__TASK TO CARRY OUT__: Do not carry the pictures over; copy every other part of the entries exactly.

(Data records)
⁂

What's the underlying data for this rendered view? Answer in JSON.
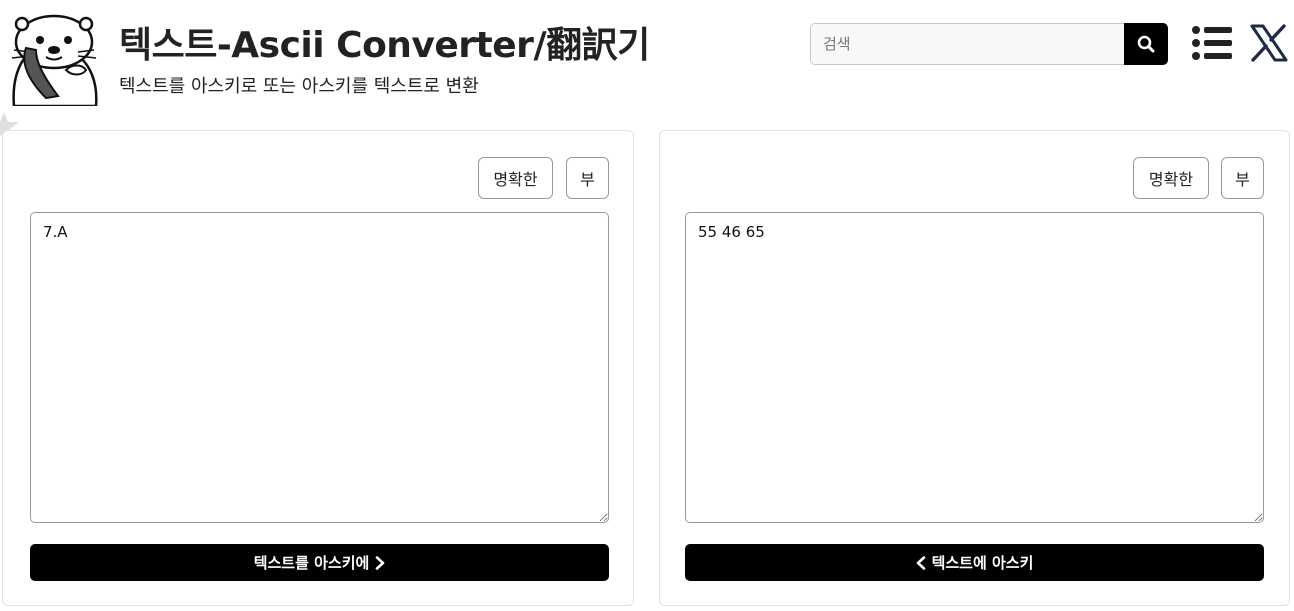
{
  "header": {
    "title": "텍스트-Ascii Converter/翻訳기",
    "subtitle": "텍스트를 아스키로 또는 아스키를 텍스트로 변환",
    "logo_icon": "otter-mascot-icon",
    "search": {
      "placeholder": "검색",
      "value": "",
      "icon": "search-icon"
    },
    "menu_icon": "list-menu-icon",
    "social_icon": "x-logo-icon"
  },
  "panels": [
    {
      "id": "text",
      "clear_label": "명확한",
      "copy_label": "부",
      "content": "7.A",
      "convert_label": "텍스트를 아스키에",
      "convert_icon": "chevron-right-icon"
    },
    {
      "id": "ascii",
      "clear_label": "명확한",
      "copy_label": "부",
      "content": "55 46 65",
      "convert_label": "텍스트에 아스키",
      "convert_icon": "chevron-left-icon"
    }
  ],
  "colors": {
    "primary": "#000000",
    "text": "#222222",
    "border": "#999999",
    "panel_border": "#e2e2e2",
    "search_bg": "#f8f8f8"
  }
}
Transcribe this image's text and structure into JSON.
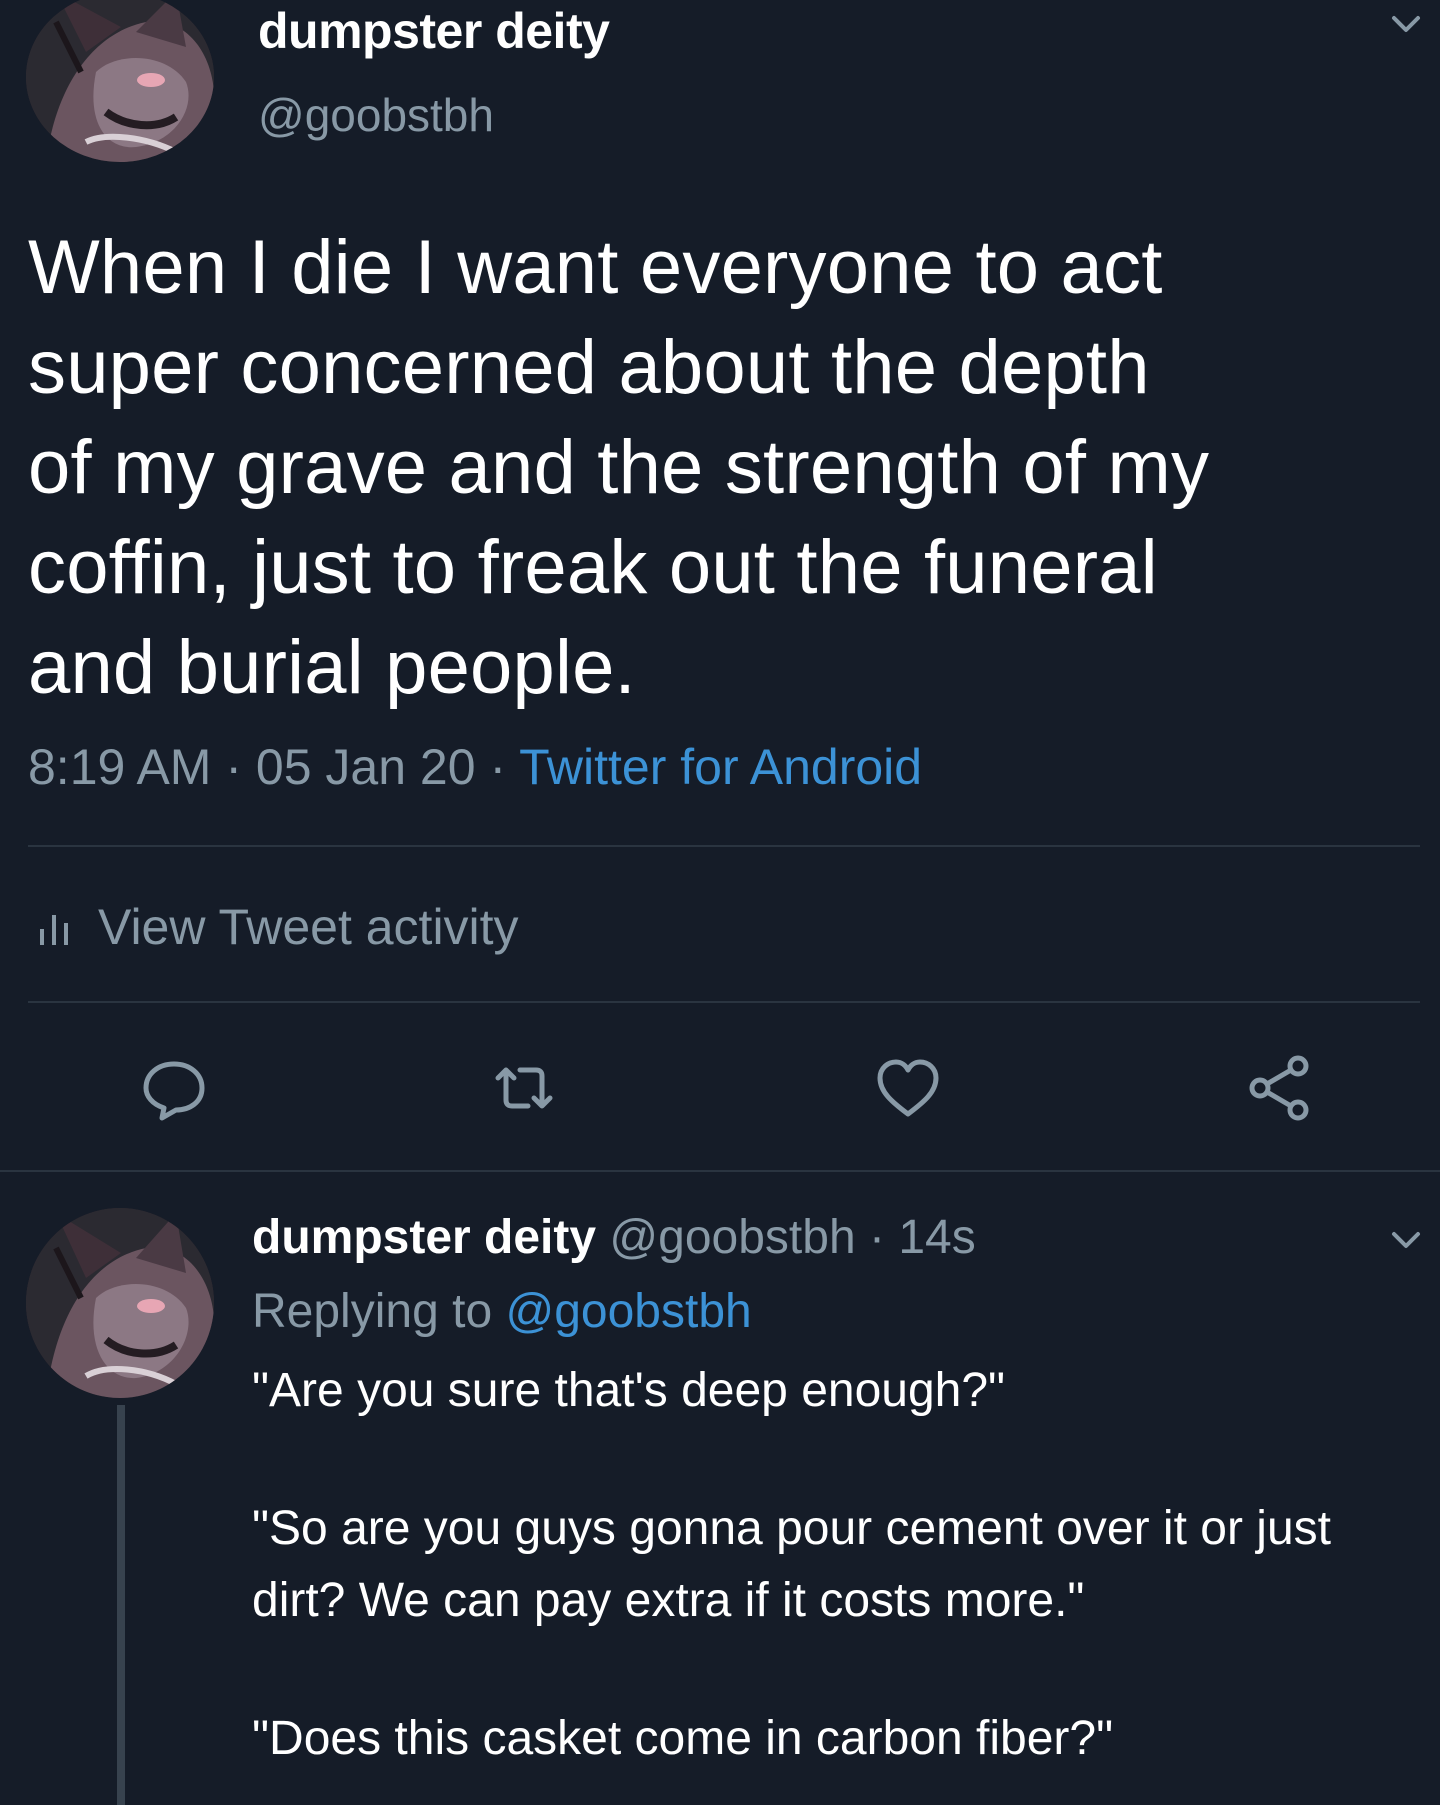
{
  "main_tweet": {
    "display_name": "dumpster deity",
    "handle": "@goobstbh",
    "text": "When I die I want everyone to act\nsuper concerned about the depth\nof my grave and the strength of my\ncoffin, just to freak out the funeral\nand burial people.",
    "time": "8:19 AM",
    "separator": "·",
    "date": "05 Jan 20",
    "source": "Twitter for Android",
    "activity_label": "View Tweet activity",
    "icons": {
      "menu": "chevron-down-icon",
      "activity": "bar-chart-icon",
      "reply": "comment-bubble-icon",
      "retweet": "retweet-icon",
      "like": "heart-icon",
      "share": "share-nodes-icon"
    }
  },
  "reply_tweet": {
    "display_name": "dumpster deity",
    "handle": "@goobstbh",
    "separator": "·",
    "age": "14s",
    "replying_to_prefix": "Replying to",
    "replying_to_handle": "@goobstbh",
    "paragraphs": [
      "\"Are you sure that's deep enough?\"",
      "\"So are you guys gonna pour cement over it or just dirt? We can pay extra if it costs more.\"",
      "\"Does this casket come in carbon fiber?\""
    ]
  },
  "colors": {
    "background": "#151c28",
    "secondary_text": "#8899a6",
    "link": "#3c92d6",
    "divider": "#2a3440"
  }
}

⁂

__WRITTEN ANSWER__:
What's the underlying data for this rendered view? Answer in JSON.
{
  "header": {
    "title": "텍스트-Ascii Converter/翻訳기",
    "subtitle": "텍스트를 아스키로 또는 아스키를 텍스트로 변환",
    "logo_icon": "otter-mascot-icon",
    "search": {
      "placeholder": "검색",
      "value": "",
      "icon": "search-icon"
    },
    "menu_icon": "list-menu-icon",
    "social_icon": "x-logo-icon"
  },
  "panels": [
    {
      "id": "text",
      "clear_label": "명확한",
      "copy_label": "부",
      "content": "7.A",
      "convert_label": "텍스트를 아스키에",
      "convert_icon": "chevron-right-icon"
    },
    {
      "id": "ascii",
      "clear_label": "명확한",
      "copy_label": "부",
      "content": "55 46 65",
      "convert_label": "텍스트에 아스키",
      "convert_icon": "chevron-left-icon"
    }
  ],
  "colors": {
    "primary": "#000000",
    "text": "#222222",
    "border": "#999999",
    "panel_border": "#e2e2e2",
    "search_bg": "#f8f8f8"
  }
}
Transcribe this image's text and structure into JSON.
{
  "main_tweet": {
    "display_name": "dumpster deity",
    "handle": "@goobstbh",
    "text": "When I die I want everyone to act\nsuper concerned about the depth\nof my grave and the strength of my\ncoffin, just to freak out the funeral\nand burial people.",
    "time": "8:19 AM",
    "separator": "·",
    "date": "05 Jan 20",
    "source": "Twitter for Android",
    "activity_label": "View Tweet activity",
    "icons": {
      "menu": "chevron-down-icon",
      "activity": "bar-chart-icon",
      "reply": "comment-bubble-icon",
      "retweet": "retweet-icon",
      "like": "heart-icon",
      "share": "share-nodes-icon"
    }
  },
  "reply_tweet": {
    "display_name": "dumpster deity",
    "handle": "@goobstbh",
    "separator": "·",
    "age": "14s",
    "replying_to_prefix": "Replying to",
    "replying_to_handle": "@goobstbh",
    "paragraphs": [
      "\"Are you sure that's deep enough?\"",
      "\"So are you guys gonna pour cement over it or just dirt? We can pay extra if it costs more.\"",
      "\"Does this casket come in carbon fiber?\""
    ]
  },
  "colors": {
    "background": "#151c28",
    "secondary_text": "#8899a6",
    "link": "#3c92d6",
    "divider": "#2a3440"
  }
}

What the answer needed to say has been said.